Task objective
Transcribe every line, keeping it exact.

Source data

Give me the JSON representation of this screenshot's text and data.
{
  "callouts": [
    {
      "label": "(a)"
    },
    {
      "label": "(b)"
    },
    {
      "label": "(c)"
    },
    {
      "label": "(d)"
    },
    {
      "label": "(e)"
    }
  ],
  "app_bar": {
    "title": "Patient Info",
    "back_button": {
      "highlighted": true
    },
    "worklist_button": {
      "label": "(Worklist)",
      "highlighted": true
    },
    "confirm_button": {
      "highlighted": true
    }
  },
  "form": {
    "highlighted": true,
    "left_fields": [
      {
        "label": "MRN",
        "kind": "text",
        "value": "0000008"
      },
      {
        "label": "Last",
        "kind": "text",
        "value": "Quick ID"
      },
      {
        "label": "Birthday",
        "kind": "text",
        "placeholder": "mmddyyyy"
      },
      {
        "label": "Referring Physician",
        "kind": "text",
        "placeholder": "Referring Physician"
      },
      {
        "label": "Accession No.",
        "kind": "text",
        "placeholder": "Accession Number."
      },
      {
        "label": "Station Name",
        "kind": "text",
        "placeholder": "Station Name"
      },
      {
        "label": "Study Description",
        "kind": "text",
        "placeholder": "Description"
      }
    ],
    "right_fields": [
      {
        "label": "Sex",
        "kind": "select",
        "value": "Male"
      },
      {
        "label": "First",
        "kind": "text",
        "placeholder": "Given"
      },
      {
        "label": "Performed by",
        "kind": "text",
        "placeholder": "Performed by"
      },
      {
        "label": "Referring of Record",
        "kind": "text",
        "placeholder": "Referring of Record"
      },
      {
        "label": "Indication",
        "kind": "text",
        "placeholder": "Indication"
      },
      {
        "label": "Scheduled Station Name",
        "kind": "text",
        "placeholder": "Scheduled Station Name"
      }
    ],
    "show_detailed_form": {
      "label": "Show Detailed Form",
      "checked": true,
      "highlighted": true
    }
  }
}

Response to this task
Give me the JSON representation of this screenshot's text and data.
{
  "callouts": [
    {
      "label": "(a)"
    },
    {
      "label": "(b)"
    },
    {
      "label": "(c)"
    },
    {
      "label": "(d)"
    },
    {
      "label": "(e)"
    }
  ],
  "app_bar": {
    "title": "Patient Info",
    "back_button": {
      "highlighted": true
    },
    "worklist_button": {
      "label": "(Worklist)",
      "highlighted": true
    },
    "confirm_button": {
      "highlighted": true
    }
  },
  "form": {
    "highlighted": true,
    "left_fields": [
      {
        "label": "MRN",
        "kind": "text",
        "value": "0000008"
      },
      {
        "label": "Last",
        "kind": "text",
        "value": "Quick ID"
      },
      {
        "label": "Birthday",
        "kind": "text",
        "placeholder": "mmddyyyy"
      },
      {
        "label": "Referring Physician",
        "kind": "text",
        "placeholder": "Referring Physician"
      },
      {
        "label": "Accession No.",
        "kind": "text",
        "placeholder": "Accession Number."
      },
      {
        "label": "Station Name",
        "kind": "text",
        "placeholder": "Station Name"
      },
      {
        "label": "Study Description",
        "kind": "text",
        "placeholder": "Description"
      }
    ],
    "right_fields": [
      {
        "label": "Sex",
        "kind": "select",
        "value": "Male"
      },
      {
        "label": "First",
        "kind": "text",
        "placeholder": "Given"
      },
      {
        "label": "Performed by",
        "kind": "text",
        "placeholder": "Performed by"
      },
      {
        "label": "Referring of Record",
        "kind": "text",
        "placeholder": "Referring of Record"
      },
      {
        "label": "Indication",
        "kind": "text",
        "placeholder": "Indication"
      },
      {
        "label": "Scheduled Station Name",
        "kind": "text",
        "placeholder": "Scheduled Station Name"
      }
    ],
    "show_detailed_form": {
      "label": "Show Detailed Form",
      "checked": true,
      "highlighted": true
    }
  }
}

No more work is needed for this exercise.